> Prompt
State how many lines of the entries include the string "screenshot", please, leaving out everything but the number.

Entries taken from a collection
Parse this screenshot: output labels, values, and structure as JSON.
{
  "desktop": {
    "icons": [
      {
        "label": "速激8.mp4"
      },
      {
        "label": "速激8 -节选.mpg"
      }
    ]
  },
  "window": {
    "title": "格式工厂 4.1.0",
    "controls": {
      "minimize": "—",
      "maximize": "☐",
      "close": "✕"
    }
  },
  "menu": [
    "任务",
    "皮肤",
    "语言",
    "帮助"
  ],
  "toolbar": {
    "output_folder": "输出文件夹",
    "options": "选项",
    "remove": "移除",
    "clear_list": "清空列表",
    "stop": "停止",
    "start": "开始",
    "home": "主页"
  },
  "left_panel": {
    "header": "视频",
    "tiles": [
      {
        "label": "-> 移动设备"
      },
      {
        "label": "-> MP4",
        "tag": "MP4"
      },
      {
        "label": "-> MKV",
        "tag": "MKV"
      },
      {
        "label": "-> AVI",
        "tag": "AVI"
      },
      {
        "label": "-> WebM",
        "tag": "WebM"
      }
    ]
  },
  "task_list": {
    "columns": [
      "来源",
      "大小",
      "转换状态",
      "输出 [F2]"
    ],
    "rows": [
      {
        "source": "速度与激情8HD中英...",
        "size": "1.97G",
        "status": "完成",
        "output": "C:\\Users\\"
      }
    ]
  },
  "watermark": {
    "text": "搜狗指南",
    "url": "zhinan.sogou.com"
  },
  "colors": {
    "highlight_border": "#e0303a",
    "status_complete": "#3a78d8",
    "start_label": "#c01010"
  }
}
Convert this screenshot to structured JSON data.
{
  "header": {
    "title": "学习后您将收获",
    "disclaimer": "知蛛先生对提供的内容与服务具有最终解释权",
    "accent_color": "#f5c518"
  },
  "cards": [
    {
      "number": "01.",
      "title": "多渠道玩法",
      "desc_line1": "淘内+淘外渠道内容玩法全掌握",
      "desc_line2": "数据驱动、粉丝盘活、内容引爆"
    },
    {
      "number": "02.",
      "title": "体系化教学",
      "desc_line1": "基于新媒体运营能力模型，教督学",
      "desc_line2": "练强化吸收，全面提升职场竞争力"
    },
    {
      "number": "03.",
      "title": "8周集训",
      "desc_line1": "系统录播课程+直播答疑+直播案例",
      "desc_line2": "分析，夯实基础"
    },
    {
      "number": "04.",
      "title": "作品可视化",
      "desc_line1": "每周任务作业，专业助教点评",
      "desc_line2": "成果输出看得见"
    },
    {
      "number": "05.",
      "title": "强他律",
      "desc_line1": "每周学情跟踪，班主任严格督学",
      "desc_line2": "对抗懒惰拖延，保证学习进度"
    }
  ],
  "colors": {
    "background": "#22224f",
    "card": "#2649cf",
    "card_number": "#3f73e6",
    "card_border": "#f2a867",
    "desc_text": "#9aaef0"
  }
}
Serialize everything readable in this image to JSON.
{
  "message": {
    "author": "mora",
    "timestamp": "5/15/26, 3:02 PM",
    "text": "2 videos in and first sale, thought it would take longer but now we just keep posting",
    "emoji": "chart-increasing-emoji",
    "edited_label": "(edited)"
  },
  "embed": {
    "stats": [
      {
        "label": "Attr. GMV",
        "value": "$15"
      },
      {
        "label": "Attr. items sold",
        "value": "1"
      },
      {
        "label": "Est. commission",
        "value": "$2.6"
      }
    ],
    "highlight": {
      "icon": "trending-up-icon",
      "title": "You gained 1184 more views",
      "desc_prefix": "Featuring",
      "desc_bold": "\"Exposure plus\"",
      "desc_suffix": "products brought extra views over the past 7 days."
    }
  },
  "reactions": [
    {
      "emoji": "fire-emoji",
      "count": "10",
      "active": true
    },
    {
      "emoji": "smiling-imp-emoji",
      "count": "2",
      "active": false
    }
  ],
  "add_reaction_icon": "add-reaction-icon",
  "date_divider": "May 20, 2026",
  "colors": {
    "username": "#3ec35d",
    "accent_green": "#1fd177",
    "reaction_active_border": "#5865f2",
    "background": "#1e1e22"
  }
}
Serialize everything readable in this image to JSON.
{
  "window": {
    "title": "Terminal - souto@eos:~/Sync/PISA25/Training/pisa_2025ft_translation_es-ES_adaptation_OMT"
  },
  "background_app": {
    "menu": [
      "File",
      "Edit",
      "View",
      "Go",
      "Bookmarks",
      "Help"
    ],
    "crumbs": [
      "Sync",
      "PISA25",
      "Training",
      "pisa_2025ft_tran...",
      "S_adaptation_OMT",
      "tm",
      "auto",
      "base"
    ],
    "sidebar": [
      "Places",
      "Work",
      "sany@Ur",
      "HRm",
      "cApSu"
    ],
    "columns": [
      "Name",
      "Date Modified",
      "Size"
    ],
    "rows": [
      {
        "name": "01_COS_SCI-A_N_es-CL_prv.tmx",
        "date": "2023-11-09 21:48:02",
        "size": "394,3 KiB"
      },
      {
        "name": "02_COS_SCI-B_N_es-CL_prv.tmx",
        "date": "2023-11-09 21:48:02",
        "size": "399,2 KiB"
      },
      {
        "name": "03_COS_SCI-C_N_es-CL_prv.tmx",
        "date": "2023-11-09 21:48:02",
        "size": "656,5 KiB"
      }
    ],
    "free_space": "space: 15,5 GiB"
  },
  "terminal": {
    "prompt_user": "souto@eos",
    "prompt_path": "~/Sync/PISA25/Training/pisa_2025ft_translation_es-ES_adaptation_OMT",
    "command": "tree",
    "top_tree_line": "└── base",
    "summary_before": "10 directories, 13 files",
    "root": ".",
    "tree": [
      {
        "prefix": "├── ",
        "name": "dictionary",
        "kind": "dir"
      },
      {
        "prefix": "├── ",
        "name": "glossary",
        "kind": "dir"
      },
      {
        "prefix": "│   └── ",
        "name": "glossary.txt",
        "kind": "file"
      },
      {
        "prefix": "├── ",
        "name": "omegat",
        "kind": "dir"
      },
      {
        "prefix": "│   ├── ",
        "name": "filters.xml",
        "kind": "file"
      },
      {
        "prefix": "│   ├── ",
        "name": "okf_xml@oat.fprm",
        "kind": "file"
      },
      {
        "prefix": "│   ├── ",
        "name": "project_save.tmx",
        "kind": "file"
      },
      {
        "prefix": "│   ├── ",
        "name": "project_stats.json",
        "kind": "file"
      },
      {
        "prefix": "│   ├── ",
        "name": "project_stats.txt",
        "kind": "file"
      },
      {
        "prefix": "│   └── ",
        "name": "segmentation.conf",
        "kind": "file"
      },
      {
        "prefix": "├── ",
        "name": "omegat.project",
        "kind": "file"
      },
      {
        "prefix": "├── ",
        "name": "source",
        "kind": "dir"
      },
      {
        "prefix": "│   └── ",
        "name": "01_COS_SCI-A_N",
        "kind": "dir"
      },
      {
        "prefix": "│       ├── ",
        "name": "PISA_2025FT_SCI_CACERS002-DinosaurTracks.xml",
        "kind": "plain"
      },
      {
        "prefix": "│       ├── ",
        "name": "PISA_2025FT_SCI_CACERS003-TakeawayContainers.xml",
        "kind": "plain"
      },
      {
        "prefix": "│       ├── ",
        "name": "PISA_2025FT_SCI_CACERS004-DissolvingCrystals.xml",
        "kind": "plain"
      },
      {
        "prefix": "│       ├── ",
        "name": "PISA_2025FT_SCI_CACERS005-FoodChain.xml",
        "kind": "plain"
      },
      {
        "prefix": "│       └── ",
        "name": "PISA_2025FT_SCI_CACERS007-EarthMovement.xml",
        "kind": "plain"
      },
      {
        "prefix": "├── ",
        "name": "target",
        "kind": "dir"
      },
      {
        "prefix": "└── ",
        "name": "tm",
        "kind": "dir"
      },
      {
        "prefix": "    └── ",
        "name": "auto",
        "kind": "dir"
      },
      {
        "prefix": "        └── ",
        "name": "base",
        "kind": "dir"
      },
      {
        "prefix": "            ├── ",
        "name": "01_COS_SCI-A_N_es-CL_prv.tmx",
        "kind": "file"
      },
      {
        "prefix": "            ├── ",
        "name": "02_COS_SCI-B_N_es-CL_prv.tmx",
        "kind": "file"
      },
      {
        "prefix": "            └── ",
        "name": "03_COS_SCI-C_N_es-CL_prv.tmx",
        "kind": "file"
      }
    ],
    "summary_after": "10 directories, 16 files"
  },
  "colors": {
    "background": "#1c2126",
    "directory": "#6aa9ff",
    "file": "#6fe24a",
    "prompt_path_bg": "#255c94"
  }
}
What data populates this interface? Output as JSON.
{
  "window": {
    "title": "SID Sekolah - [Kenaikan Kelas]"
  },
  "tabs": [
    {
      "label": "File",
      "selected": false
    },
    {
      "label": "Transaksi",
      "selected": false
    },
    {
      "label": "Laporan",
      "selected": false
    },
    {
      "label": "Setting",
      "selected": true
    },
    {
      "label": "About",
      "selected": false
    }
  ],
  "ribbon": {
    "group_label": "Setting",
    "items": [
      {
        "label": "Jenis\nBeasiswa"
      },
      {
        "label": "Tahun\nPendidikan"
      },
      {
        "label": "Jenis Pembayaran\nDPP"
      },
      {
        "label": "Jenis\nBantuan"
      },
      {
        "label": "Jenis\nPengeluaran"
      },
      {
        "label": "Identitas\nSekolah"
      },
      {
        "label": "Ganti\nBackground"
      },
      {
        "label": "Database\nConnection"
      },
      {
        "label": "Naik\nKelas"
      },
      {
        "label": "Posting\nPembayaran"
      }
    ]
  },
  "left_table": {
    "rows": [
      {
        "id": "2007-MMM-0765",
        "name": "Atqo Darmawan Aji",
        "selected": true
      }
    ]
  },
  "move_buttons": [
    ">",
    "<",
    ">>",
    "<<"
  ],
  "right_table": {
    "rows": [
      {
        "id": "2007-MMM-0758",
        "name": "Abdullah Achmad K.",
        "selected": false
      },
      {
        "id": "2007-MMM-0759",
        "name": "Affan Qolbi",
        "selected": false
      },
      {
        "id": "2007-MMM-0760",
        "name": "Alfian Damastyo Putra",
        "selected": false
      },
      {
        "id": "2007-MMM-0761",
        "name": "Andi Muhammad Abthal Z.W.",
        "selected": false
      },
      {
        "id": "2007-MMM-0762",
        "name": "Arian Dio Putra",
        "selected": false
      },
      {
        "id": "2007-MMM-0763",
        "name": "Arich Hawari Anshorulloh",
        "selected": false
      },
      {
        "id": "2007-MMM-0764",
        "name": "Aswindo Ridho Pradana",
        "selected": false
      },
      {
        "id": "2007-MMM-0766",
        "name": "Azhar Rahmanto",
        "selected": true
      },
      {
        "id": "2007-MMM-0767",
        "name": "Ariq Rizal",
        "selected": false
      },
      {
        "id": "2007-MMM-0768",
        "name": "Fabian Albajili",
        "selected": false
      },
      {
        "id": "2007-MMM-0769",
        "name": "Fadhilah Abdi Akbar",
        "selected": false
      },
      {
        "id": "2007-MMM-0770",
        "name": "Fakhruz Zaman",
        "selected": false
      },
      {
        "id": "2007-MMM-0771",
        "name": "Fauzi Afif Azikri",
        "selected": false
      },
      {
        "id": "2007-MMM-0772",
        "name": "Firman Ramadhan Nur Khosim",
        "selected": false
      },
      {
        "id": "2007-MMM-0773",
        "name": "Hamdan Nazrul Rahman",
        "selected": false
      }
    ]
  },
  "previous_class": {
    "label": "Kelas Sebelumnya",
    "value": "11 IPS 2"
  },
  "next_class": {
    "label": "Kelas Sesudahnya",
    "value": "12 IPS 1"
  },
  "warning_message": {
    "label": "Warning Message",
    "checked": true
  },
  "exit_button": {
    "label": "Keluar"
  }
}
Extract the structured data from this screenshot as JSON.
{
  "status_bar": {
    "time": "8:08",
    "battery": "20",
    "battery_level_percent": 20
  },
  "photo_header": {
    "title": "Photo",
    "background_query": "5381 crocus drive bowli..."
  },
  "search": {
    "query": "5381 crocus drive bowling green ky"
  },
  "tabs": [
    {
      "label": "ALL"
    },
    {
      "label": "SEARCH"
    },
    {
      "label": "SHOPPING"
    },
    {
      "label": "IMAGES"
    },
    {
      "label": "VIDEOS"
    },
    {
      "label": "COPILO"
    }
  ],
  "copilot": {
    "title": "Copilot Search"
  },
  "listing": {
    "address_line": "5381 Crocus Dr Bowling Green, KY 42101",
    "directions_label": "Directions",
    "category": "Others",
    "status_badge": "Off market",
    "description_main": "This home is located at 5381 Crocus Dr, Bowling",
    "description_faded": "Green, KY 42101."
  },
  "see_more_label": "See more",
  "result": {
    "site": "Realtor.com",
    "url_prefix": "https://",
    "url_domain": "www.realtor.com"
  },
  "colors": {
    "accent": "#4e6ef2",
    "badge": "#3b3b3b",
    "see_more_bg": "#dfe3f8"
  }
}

> Right answer
3